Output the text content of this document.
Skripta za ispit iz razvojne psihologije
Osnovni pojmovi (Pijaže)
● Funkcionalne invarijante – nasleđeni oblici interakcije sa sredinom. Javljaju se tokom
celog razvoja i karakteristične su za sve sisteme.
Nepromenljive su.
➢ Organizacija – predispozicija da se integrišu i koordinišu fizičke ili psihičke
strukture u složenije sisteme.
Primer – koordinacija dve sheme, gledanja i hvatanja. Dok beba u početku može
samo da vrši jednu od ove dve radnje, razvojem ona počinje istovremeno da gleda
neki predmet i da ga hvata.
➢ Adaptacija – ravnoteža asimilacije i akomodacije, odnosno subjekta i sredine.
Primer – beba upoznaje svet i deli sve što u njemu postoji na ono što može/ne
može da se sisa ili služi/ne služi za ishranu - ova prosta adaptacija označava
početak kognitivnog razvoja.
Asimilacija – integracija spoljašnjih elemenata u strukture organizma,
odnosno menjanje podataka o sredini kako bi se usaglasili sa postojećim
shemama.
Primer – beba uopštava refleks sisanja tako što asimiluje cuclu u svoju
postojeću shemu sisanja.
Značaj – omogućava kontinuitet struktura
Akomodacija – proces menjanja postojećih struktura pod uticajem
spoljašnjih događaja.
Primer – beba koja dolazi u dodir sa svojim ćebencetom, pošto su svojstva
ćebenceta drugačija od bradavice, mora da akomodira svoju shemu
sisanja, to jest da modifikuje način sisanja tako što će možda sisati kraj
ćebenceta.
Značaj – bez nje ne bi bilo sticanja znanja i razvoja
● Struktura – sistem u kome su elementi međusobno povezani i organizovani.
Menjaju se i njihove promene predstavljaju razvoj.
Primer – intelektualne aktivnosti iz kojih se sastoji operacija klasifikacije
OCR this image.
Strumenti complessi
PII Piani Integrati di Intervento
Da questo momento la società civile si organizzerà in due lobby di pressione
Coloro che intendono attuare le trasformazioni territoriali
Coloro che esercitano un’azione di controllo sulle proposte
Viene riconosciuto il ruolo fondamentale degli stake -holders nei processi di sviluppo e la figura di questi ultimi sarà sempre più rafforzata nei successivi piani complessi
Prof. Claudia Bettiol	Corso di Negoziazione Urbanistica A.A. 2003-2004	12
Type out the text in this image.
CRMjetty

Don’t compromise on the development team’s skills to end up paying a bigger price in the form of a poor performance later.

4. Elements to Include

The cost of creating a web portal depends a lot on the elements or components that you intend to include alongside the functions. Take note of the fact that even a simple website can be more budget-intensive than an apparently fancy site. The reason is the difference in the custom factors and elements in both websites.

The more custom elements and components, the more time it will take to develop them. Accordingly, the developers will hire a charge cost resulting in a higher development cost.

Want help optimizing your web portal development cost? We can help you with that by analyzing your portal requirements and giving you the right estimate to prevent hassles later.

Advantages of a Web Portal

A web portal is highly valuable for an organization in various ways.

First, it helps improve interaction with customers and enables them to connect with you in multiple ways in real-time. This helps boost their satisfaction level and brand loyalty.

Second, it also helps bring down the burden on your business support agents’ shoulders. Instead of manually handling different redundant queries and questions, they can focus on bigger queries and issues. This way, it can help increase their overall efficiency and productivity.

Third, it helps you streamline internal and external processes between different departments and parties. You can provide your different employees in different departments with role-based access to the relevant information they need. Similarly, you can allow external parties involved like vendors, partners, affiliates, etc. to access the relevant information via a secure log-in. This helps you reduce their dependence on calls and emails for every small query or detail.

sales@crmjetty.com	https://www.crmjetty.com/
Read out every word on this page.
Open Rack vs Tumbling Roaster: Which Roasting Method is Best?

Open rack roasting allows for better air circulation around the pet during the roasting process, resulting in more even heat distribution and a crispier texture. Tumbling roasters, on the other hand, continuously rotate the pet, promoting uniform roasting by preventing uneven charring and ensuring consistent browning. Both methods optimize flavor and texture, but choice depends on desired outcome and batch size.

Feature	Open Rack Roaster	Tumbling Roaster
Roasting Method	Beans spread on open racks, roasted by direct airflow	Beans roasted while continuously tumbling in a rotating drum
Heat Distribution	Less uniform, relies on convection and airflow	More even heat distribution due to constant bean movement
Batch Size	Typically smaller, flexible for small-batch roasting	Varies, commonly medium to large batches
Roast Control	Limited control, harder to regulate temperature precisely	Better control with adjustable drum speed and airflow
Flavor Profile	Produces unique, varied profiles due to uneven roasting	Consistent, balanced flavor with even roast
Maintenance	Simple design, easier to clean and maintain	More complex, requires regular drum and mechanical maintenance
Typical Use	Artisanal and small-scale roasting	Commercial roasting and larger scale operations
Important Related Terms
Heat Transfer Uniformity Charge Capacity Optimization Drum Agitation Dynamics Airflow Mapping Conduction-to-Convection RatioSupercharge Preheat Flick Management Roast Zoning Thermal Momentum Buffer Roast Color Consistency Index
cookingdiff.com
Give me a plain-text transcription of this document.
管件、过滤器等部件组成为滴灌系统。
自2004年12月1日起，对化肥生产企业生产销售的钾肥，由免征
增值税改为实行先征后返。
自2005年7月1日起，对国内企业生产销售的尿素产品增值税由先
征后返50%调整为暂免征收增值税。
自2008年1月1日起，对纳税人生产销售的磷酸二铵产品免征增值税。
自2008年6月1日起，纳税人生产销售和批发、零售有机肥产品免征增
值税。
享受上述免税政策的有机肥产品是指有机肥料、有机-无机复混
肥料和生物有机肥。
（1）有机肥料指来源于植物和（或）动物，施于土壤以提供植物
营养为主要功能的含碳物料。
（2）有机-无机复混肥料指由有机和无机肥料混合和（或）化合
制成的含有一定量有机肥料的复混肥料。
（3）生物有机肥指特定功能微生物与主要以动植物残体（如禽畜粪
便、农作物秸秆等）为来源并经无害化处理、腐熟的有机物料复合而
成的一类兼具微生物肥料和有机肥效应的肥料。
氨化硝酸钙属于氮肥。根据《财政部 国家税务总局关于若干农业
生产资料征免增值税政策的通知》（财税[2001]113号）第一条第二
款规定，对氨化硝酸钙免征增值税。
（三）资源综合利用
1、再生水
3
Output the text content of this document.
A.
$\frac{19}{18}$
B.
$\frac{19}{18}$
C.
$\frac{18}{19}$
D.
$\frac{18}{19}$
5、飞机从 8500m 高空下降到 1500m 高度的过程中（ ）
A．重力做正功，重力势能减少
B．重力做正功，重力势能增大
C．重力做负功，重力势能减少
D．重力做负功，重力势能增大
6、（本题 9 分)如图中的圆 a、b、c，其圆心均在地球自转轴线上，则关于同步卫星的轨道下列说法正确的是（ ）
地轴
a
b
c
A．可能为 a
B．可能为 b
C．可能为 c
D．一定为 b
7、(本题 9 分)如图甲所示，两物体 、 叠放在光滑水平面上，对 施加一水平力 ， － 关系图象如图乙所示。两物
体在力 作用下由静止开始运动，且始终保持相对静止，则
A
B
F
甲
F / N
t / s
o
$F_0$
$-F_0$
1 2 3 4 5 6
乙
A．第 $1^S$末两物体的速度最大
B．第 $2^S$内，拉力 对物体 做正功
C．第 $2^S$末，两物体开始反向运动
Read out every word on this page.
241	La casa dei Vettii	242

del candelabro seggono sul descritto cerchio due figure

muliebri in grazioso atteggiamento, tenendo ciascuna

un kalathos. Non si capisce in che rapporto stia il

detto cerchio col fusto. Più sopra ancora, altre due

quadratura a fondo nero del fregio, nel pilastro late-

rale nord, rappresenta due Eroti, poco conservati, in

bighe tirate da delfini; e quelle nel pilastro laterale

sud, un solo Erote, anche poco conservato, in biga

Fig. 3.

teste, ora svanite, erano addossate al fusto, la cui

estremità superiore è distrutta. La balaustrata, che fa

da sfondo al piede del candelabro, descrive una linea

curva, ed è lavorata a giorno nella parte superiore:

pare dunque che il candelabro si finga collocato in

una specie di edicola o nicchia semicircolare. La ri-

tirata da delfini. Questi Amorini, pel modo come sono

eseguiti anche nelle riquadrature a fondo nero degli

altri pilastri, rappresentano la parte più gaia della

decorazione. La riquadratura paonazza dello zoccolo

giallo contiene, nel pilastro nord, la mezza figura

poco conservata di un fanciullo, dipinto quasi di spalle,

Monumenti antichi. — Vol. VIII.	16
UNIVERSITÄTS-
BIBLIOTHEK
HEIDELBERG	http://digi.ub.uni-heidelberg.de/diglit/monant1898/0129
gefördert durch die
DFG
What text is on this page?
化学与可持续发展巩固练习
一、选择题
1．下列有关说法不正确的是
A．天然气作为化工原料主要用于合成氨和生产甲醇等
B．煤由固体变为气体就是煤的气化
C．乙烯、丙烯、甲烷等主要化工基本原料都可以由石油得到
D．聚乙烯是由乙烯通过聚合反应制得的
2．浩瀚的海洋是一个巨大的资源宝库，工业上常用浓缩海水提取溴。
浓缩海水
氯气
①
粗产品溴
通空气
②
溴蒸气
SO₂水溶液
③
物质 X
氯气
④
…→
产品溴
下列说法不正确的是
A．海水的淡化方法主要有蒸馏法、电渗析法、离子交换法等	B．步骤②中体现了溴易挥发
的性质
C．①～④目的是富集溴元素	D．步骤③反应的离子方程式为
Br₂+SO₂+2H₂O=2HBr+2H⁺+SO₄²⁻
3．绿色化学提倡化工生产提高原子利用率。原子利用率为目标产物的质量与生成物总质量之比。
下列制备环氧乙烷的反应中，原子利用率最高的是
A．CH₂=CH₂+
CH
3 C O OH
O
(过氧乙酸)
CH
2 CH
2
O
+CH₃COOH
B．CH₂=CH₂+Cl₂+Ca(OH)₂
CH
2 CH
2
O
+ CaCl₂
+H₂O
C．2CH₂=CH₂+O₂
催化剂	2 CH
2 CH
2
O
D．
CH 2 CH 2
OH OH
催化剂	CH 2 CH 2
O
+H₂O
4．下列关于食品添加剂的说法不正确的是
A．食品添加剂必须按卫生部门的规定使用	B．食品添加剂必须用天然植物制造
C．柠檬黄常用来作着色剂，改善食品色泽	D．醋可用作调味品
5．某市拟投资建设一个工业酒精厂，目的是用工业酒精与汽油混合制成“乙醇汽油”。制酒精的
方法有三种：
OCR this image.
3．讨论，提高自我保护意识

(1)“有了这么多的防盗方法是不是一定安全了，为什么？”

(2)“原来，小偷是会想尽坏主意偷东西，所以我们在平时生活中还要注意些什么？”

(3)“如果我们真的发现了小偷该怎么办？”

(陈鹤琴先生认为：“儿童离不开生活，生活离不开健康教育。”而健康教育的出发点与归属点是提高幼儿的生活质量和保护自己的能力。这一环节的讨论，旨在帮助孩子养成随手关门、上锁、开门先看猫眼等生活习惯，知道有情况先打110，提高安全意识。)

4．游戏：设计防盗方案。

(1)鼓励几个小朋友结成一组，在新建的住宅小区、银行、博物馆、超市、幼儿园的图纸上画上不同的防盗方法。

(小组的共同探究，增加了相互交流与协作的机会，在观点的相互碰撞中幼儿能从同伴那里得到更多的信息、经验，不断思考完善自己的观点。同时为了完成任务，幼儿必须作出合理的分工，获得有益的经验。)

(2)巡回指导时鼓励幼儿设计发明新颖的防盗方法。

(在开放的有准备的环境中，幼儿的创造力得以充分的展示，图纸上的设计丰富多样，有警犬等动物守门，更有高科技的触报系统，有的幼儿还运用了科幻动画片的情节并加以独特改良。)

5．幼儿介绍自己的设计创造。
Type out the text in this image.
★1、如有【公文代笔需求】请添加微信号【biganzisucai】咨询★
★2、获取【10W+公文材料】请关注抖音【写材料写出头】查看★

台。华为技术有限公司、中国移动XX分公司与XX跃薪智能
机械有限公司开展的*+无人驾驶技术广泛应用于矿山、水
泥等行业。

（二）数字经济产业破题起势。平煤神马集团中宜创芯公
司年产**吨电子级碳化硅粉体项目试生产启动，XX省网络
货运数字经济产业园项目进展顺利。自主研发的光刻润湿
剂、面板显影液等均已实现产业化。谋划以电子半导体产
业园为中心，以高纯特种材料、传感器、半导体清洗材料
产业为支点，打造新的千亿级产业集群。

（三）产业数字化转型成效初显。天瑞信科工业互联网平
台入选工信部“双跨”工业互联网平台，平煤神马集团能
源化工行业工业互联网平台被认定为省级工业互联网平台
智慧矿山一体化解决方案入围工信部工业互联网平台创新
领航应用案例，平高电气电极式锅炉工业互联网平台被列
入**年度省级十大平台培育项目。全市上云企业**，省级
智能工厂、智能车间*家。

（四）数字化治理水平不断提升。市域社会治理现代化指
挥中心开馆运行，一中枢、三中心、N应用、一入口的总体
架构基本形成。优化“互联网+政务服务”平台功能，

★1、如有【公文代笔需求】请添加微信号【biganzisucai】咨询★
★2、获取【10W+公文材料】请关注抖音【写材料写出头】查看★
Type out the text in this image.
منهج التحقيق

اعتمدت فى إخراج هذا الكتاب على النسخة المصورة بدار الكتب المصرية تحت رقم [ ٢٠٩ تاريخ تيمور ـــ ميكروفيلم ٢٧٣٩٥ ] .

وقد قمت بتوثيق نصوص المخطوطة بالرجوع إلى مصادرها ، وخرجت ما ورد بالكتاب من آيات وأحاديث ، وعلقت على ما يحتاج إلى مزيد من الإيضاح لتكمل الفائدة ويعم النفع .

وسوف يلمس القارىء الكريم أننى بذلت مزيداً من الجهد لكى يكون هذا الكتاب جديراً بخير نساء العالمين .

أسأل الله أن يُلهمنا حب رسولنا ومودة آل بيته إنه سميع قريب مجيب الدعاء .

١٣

> **Task directions**: Copy out each line of the data where the string "time" appears.

> **Exercise solution**:
The more custom elements and components, the more time it will take to develop them. Accordingly, the developers will hire a charge cost resulting in a higher development cost.
First, it helps improve interaction with customers and enables them to connect with you in multiple ways in real-time. This helps boost their satisfaction level and brand loyalty.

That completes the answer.